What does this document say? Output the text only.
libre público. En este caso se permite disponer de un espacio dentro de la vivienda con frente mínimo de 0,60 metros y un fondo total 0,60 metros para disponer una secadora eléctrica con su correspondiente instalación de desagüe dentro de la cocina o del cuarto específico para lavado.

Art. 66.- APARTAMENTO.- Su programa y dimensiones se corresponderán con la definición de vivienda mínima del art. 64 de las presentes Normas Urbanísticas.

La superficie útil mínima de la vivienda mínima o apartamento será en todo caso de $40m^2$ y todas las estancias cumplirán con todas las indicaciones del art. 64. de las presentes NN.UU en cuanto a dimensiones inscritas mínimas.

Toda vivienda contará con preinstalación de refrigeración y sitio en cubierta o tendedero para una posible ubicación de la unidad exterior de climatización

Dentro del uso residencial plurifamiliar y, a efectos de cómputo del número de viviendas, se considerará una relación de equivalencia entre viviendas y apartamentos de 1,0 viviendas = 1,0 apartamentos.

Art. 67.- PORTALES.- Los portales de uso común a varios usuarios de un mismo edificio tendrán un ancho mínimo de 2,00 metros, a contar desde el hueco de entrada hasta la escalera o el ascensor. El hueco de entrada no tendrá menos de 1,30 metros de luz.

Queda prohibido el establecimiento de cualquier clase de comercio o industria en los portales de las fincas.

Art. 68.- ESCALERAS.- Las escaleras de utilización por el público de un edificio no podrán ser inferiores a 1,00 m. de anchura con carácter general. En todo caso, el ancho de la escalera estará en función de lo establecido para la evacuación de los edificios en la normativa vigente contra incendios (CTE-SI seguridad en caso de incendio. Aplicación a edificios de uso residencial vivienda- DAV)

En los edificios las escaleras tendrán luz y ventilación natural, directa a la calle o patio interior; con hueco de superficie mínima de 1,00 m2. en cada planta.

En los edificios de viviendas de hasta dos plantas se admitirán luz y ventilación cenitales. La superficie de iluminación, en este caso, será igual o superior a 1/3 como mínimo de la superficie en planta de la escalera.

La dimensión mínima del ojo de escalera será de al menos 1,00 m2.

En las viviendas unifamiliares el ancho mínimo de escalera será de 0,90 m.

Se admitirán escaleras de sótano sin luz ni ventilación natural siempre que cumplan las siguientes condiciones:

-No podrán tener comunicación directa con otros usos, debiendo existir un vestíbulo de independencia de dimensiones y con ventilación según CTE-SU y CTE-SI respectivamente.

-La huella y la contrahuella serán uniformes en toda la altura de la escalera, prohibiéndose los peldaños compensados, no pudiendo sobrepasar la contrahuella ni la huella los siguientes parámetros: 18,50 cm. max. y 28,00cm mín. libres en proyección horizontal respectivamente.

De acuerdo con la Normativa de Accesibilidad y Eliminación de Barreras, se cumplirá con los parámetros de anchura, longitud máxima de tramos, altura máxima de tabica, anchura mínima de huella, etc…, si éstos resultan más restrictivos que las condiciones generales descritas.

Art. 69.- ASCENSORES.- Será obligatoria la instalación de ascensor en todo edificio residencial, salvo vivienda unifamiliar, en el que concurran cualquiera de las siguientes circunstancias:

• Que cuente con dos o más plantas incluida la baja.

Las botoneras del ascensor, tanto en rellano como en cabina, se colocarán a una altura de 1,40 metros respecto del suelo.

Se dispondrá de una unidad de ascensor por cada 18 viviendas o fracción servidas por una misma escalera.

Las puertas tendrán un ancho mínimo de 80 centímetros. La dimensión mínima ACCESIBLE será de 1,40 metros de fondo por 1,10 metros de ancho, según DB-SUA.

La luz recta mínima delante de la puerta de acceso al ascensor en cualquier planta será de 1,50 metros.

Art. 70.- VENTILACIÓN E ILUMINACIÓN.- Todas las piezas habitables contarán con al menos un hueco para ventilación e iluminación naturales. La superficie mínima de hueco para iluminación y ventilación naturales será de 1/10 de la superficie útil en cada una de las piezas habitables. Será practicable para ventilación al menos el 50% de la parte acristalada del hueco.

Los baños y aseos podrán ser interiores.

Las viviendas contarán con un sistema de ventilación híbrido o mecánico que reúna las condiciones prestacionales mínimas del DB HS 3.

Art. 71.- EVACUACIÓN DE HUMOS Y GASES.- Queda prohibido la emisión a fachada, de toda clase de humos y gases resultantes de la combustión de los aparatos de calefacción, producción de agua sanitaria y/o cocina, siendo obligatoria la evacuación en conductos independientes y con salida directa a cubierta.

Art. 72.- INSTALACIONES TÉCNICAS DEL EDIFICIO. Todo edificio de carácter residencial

What to work on
Without leaving anything out, give the entries again exactly.

Solution to this task
What does this document say? Output the text only.
libre público. En este caso se permite disponer de un espacio dentro de la vivienda con frente mínimo de 0,60 metros y un fondo total 0,60 metros para disponer una secadora eléctrica con su correspondiente instalación de desagüe dentro de la cocina o del cuarto específico para lavado.

Art. 66.- APARTAMENTO.- Su programa y dimensiones se corresponderán con la definición de vivienda mínima del art. 64 de las presentes Normas Urbanísticas.

La superficie útil mínima de la vivienda mínima o apartamento será en todo caso de $40m^2$ y todas las estancias cumplirán con todas las indicaciones del art. 64. de las presentes NN.UU en cuanto a dimensiones inscritas mínimas.

Toda vivienda contará con preinstalación de refrigeración y sitio en cubierta o tendedero para una posible ubicación de la unidad exterior de climatización

Dentro del uso residencial plurifamiliar y, a efectos de cómputo del número de viviendas, se considerará una relación de equivalencia entre viviendas y apartamentos de 1,0 viviendas = 1,0 apartamentos.

Art. 67.- PORTALES.- Los portales de uso común a varios usuarios de un mismo edificio tendrán un ancho mínimo de 2,00 metros, a contar desde el hueco de entrada hasta la escalera o el ascensor. El hueco de entrada no tendrá menos de 1,30 metros de luz.

Queda prohibido el establecimiento de cualquier clase de comercio o industria en los portales de las fincas.

Art. 68.- ESCALERAS.- Las escaleras de utilización por el público de un edificio no podrán ser inferiores a 1,00 m. de anchura con carácter general. En todo caso, el ancho de la escalera estará en función de lo establecido para la evacuación de los edificios en la normativa vigente contra incendios (CTE-SI seguridad en caso de incendio. Aplicación a edificios de uso residencial vivienda- DAV)

En los edificios las escaleras tendrán luz y ventilación natural, directa a la calle o patio interior; con hueco de superficie mínima de 1,00 m2. en cada planta.

En los edificios de viviendas de hasta dos plantas se admitirán luz y ventilación cenitales. La superficie de iluminación, en este caso, será igual o superior a 1/3 como mínimo de la superficie en planta de la escalera.

La dimensión mínima del ojo de escalera será de al menos 1,00 m2.

En las viviendas unifamiliares el ancho mínimo de escalera será de 0,90 m.

Se admitirán escaleras de sótano sin luz ni ventilación natural siempre que cumplan las siguientes condiciones:

-No podrán tener comunicación directa con otros usos, debiendo existir un vestíbulo de independencia de dimensiones y con ventilación según CTE-SU y CTE-SI respectivamente.

-La huella y la contrahuella serán uniformes en toda la altura de la escalera, prohibiéndose los peldaños compensados, no pudiendo sobrepasar la contrahuella ni la huella los siguientes parámetros: 18,50 cm. max. y 28,00cm mín. libres en proyección horizontal respectivamente.

De acuerdo con la Normativa de Accesibilidad y Eliminación de Barreras, se cumplirá con los parámetros de anchura, longitud máxima de tramos, altura máxima de tabica, anchura mínima de huella, etc…, si éstos resultan más restrictivos que las condiciones generales descritas.

Art. 69.- ASCENSORES.- Será obligatoria la instalación de ascensor en todo edificio residencial, salvo vivienda unifamiliar, en el que concurran cualquiera de las siguientes circunstancias:

• Que cuente con dos o más plantas incluida la baja.

Las botoneras del ascensor, tanto en rellano como en cabina, se colocarán a una altura de 1,40 metros respecto del suelo.

Se dispondrá de una unidad de ascensor por cada 18 viviendas o fracción servidas por una misma escalera.

Las puertas tendrán un ancho mínimo de 80 centímetros. La dimensión mínima ACCESIBLE será de 1,40 metros de fondo por 1,10 metros de ancho, según DB-SUA.

La luz recta mínima delante de la puerta de acceso al ascensor en cualquier planta será de 1,50 metros.

Art. 70.- VENTILACIÓN E ILUMINACIÓN.- Todas las piezas habitables contarán con al menos un hueco para ventilación e iluminación naturales. La superficie mínima de hueco para iluminación y ventilación naturales será de 1/10 de la superficie útil en cada una de las piezas habitables. Será practicable para ventilación al menos el 50% de la parte acristalada del hueco.

Los baños y aseos podrán ser interiores.

Las viviendas contarán con un sistema de ventilación híbrido o mecánico que reúna las condiciones prestacionales mínimas del DB HS 3.

Art. 71.- EVACUACIÓN DE HUMOS Y GASES.- Queda prohibido la emisión a fachada, de toda clase de humos y gases resultantes de la combustión de los aparatos de calefacción, producción de agua sanitaria y/o cocina, siendo obligatoria la evacuación en conductos independientes y con salida directa a cubierta.

Art. 72.- INSTALACIONES TÉCNICAS DEL EDIFICIO. Todo edificio de carácter residencial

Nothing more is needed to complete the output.